- _EXERCÍCIO PROPOSTO 1_: Transcreva fielmente o trecho do texto sobre o Colégio Teófilo Moreira que vai de "O Colégio Teófilo" até "como sugere Freire.", inclusive.
- _EXERCÍCIO PROPOSTO 2_:
Responda com base no texto sobre o Colégio Teófilo Moreira:
(a) O que era o colégio na década de 60?
(b) Quantos agricultores o III Encontro Nacional de Agroecologia reuniu?
(c) Em que cidade e em que mês e ano ocorreu esse encontro?
- _EXERCÍCIO PROPOSTO 3_: Dê continuidade ao texto sobre o Colégio Teófilo Moreira a partir da última frase apresentada.

- _TRECHO FORNECIDO_:
# # # # # # #

O Colégio Teófilo Moreira, que na década de 60 era uma escola rural, está resgatando sua história. Fruto desta parceria, um dos estudantes participou da Caravana de Agroecológica do Rio do Janeiro rumo ao III Encontro Nacional de Agroecologia (ENA), representando a escola. Esse encontro reuniu mais de dois mil agricultores de todas as regiões do país em Juazeiro (BA) em maio de 2014. Assim, Eva, aqui representada pelos estudantes do colégio, pôde conhecer melhor o território onde habita e pôde enxergar muito mais que a uva: o contexto social, quem são os agricultores e todos beneficiados por este trabalho, conectando os sentidos da alimentação, do refeitório à sala de aula. É uma das maneiras de ensinar a ler o mundo, antes da palavra, como sugere Freire.

# # # # # # #

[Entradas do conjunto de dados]

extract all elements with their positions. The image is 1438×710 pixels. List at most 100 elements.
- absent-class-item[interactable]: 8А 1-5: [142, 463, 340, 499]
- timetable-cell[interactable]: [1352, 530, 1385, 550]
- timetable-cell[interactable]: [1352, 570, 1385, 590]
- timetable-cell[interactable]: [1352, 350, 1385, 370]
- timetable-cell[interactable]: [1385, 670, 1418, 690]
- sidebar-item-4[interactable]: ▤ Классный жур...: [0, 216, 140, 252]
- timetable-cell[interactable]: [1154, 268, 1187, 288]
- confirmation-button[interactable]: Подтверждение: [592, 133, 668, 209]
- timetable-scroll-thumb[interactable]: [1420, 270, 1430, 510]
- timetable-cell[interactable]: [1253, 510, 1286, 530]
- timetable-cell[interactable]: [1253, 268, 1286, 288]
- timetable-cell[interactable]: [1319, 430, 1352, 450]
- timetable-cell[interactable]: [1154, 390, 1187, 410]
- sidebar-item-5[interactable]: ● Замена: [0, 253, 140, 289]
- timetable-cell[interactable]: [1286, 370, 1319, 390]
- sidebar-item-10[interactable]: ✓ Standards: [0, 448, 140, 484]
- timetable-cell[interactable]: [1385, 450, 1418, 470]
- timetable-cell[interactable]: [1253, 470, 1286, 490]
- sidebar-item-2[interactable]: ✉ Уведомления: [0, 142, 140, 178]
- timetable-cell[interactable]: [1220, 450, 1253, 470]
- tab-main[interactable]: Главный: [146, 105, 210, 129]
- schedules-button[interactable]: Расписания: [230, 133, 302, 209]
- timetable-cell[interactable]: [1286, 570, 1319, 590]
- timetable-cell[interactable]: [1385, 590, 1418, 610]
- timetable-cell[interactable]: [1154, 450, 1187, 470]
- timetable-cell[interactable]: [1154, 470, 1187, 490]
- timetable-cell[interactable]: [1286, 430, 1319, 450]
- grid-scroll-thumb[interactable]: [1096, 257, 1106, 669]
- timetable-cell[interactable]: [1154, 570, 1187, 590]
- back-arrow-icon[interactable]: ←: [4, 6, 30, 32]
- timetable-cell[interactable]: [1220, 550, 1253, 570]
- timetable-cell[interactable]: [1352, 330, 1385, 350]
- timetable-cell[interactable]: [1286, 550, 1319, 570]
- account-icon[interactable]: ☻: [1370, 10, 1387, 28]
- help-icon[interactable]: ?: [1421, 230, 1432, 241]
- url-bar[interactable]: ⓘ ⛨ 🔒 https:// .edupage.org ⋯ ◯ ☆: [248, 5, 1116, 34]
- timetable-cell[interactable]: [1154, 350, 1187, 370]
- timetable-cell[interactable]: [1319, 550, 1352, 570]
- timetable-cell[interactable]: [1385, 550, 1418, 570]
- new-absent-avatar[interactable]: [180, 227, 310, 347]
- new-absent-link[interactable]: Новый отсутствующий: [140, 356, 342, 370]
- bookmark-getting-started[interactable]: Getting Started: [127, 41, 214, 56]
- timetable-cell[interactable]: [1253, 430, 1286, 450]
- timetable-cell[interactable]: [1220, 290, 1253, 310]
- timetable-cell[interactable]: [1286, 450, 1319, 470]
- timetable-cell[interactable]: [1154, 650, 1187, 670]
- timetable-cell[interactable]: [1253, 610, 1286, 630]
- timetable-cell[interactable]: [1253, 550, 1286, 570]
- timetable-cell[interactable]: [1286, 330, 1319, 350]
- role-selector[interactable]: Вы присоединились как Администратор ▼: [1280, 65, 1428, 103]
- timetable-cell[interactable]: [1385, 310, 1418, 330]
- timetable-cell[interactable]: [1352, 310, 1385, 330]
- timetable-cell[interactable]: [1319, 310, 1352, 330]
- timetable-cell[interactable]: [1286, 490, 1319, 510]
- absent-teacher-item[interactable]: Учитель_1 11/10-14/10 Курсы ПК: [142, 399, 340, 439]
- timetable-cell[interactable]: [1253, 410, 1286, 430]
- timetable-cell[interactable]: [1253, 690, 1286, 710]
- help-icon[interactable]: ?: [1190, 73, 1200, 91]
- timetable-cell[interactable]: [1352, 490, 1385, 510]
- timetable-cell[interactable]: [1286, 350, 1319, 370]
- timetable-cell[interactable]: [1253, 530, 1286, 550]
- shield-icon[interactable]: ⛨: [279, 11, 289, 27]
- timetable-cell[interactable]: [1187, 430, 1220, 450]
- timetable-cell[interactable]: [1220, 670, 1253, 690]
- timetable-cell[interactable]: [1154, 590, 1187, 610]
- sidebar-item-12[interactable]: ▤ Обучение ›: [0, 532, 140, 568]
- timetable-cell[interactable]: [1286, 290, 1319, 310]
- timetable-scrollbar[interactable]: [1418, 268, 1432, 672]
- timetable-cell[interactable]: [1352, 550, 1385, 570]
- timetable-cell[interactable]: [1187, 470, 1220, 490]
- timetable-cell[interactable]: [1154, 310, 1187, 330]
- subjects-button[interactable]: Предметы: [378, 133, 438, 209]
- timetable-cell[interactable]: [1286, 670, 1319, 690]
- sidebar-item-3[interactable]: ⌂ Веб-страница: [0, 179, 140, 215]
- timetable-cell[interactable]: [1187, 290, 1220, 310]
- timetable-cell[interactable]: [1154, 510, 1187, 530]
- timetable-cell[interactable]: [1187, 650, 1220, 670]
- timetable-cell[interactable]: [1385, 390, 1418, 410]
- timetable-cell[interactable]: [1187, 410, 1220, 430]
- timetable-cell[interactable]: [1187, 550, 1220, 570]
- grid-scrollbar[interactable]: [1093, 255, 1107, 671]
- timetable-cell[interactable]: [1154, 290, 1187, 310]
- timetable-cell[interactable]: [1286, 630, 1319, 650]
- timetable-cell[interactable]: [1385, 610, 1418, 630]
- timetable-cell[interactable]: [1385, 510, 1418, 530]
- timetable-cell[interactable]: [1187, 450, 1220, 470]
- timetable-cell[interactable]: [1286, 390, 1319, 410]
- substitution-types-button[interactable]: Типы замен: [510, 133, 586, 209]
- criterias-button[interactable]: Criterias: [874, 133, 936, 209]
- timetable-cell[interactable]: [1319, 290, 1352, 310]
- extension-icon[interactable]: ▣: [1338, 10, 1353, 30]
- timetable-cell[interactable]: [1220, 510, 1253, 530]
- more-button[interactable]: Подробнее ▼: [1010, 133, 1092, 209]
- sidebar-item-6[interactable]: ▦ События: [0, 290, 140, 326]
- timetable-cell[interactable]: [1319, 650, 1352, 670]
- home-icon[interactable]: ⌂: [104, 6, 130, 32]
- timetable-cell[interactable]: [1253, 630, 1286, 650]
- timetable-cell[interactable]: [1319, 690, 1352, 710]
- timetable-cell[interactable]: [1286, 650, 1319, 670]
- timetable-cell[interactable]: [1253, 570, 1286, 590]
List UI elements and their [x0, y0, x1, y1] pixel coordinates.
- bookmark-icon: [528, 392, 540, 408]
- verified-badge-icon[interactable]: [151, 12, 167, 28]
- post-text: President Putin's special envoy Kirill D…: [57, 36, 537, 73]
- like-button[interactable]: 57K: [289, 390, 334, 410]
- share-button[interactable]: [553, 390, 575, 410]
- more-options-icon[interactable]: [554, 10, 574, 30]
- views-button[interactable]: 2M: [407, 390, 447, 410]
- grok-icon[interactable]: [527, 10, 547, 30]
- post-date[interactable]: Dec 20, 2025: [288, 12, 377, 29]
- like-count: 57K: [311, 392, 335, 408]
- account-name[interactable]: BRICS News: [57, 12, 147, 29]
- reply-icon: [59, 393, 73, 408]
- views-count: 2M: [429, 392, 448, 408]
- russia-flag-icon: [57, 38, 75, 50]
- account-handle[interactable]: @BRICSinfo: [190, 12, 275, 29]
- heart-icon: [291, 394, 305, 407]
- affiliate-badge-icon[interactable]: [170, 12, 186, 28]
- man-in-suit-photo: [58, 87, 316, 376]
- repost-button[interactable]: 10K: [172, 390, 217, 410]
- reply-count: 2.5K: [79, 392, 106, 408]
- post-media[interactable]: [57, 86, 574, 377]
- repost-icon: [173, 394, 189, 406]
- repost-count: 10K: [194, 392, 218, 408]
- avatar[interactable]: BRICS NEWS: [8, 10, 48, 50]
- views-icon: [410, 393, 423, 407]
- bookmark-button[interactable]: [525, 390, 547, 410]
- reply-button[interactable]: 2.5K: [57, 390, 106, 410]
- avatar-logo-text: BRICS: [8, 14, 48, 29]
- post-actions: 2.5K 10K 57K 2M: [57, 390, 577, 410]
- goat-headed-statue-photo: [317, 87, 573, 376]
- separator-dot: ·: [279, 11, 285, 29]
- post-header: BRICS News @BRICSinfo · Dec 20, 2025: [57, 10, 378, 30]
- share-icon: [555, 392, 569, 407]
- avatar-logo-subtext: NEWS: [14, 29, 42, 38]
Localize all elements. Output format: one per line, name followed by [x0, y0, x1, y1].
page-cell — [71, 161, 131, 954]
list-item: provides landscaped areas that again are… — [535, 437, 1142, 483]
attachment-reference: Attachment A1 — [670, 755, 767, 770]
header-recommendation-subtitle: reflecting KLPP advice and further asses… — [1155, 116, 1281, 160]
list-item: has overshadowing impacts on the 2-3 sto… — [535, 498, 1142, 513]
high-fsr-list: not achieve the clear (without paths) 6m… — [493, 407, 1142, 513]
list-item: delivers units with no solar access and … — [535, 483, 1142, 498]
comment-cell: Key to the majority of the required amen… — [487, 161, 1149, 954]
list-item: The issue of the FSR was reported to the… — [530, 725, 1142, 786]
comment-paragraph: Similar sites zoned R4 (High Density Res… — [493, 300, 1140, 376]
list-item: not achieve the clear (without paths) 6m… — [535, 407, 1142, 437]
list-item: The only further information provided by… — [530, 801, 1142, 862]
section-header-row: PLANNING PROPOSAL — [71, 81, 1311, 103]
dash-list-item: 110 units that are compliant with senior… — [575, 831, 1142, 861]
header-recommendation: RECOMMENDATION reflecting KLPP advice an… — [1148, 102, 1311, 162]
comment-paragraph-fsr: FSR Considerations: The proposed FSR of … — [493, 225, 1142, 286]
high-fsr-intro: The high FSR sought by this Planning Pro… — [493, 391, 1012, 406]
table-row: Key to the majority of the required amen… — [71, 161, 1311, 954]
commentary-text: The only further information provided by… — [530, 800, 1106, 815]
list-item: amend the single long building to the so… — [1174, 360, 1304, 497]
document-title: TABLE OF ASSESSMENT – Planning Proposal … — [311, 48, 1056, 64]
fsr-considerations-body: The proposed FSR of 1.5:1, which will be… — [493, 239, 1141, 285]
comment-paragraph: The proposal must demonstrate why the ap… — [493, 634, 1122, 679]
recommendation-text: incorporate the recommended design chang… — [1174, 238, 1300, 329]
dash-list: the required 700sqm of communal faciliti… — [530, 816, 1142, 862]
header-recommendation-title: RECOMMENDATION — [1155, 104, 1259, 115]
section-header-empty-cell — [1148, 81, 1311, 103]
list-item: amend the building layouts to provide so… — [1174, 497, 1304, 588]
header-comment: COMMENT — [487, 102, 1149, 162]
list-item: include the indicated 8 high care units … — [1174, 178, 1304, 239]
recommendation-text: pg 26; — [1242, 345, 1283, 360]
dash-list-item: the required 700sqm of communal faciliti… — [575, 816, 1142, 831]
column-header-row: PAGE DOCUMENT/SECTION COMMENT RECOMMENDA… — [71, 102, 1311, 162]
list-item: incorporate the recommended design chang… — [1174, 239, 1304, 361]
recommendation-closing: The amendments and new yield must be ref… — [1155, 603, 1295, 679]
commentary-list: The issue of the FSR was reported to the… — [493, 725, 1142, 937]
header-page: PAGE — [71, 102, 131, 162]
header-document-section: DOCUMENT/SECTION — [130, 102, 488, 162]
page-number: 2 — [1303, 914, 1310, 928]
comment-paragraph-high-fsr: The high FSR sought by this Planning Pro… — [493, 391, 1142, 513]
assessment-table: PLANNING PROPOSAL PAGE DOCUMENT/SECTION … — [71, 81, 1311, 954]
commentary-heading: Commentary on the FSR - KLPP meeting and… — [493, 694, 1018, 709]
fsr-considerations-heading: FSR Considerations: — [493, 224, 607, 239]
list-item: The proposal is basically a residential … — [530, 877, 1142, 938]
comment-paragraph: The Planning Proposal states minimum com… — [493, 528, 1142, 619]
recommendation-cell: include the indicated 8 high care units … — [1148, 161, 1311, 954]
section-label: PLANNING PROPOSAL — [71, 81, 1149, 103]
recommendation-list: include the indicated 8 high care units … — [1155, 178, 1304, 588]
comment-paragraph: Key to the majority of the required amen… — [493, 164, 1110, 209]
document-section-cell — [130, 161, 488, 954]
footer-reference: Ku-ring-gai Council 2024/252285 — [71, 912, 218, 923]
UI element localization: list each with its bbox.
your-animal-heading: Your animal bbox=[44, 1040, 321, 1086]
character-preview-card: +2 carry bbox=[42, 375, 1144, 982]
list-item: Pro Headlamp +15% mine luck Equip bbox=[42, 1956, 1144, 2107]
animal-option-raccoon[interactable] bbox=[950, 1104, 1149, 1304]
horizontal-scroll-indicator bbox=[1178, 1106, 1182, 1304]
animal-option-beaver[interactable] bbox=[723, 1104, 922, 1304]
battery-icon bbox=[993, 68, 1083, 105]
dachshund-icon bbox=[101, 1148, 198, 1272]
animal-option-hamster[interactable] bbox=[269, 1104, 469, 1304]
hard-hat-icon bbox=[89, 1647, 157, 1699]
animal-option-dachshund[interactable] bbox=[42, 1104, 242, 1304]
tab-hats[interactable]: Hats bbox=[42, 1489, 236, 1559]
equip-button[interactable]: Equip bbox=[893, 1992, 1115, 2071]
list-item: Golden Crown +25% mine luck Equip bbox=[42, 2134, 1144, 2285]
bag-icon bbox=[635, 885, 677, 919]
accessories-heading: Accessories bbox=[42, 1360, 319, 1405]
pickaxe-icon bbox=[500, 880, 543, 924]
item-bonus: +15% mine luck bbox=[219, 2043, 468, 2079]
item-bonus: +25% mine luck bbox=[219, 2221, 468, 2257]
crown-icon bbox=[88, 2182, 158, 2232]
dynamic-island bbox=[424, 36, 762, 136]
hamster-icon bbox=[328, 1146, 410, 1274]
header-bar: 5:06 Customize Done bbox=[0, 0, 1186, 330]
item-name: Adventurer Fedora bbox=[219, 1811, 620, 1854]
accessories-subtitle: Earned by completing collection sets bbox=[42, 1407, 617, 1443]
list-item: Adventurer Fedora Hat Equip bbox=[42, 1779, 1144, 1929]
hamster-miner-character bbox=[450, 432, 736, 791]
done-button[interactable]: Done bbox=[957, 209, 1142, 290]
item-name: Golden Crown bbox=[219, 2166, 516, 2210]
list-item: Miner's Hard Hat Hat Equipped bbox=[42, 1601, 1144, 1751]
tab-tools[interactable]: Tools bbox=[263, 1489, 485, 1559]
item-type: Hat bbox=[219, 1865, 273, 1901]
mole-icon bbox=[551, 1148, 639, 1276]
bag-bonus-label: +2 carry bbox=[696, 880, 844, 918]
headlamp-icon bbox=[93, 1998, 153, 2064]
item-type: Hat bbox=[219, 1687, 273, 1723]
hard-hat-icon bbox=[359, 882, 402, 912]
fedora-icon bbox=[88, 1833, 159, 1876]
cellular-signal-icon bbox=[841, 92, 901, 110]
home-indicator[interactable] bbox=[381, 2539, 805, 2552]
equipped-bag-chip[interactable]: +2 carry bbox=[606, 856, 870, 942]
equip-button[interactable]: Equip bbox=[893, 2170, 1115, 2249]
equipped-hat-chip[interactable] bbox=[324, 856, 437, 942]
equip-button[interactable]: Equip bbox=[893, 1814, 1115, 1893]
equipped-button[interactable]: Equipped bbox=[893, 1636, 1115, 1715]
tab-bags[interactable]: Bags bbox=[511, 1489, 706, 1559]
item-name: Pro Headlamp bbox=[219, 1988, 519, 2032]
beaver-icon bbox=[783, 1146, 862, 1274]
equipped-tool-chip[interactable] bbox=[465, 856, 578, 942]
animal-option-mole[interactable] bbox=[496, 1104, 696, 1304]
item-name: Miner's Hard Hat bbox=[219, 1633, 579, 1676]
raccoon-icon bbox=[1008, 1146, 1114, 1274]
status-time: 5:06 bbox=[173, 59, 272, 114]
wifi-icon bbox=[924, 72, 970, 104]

# # # # # # #

- _RESPOSTA 1_:
O Colégio Teófilo Moreira, que na década de 60 era uma escola rural, está resgatando sua história. Fruto desta parceria, um dos estudantes participou da Caravana de Agroecológica do Rio do Janeiro rumo ao III Encontro Nacional de Agroecologia (ENA), representando a escola. Esse encontro reuniu mais de dois mil agricultores de todas as regiões do país em Juazeiro (BA) em maio de 2014. Assim, Eva, aqui representada pelos estudantes do colégio, pôde conhecer melhor o território onde habita e pôde enxergar muito mais que a uva: o contexto social, quem são os agricultores e todos beneficiados por este trabalho, conectando os sentidos da alimentação, do refeitório à sala de aula. É uma das maneiras de ensinar a ler o mundo, antes da palavra, como sugere Freire.

- _RESPOSTA 2_:
(a) Uma escola rural.
(b) Mais de dois mil agricultores, de todas as regiões do país.
(c) Em Juazeiro (BA), em maio de 2014.

- _RESPOSTA 3_:
Outras políticas de valorização da agricultura familiar
Além do PNAE, existem outras políticas públicas voltadas para a agricultura familiar no Brasil. A AS-PTA tem colaborado para facilitar o acesso e construir caminhos para trazer visibilidade e valorização aos agricultores da Região Metropolitana do Rio de Janeiro. Mendonça esclarece que a região tem especificidades, como o fato de o rural ser muito próximo do urbano. Com isso, os gestores focam o desenvolvimento em outros setores como o turismo, a indústria e os grandes eventos esportivos. “A produção agrícola não é uma atividade econômica de importância para os governantes, pois não gera muitos impostos e visibilidade. Isso fez que com que essa agricultura passasse a receber cada vez menos políticas locais”. A política estadual agrícola está em outros municípios do interior fora da capital. Esse direcionamento pode ser percebido por meio do fechamento das secretarias de agricultura e das agências técnicas de extensão rural do Estado, a Emater.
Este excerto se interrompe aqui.